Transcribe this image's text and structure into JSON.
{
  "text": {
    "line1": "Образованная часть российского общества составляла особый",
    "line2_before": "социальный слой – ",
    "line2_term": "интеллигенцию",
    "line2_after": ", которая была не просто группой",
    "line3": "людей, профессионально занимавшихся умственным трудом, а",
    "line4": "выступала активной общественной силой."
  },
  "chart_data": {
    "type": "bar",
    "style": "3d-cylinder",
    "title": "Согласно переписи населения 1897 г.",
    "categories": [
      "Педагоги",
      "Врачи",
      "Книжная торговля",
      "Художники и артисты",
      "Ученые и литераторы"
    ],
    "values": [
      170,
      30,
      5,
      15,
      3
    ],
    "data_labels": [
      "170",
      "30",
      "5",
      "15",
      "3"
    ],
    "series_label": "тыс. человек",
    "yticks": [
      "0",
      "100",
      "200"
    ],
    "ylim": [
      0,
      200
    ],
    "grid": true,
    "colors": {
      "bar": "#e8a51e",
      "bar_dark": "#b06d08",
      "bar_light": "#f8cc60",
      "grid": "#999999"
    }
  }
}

______

_Task prompt_
Each entry above is to be printed again exactly.

_Correct result_
Transcribe this image's text and structure into JSON.
{
  "text": {
    "line1": "Образованная часть российского общества составляла особый",
    "line2_before": "социальный слой – ",
    "line2_term": "интеллигенцию",
    "line2_after": ", которая была не просто группой",
    "line3": "людей, профессионально занимавшихся умственным трудом, а",
    "line4": "выступала активной общественной силой."
  },
  "chart_data": {
    "type": "bar",
    "style": "3d-cylinder",
    "title": "Согласно переписи населения 1897 г.",
    "categories": [
      "Педагоги",
      "Врачи",
      "Книжная торговля",
      "Художники и артисты",
      "Ученые и литераторы"
    ],
    "values": [
      170,
      30,
      5,
      15,
      3
    ],
    "data_labels": [
      "170",
      "30",
      "5",
      "15",
      "3"
    ],
    "series_label": "тыс. человек",
    "yticks": [
      "0",
      "100",
      "200"
    ],
    "ylim": [
      0,
      200
    ],
    "grid": true,
    "colors": {
      "bar": "#e8a51e",
      "bar_dark": "#b06d08",
      "bar_light": "#f8cc60",
      "grid": "#999999"
    }
  }
}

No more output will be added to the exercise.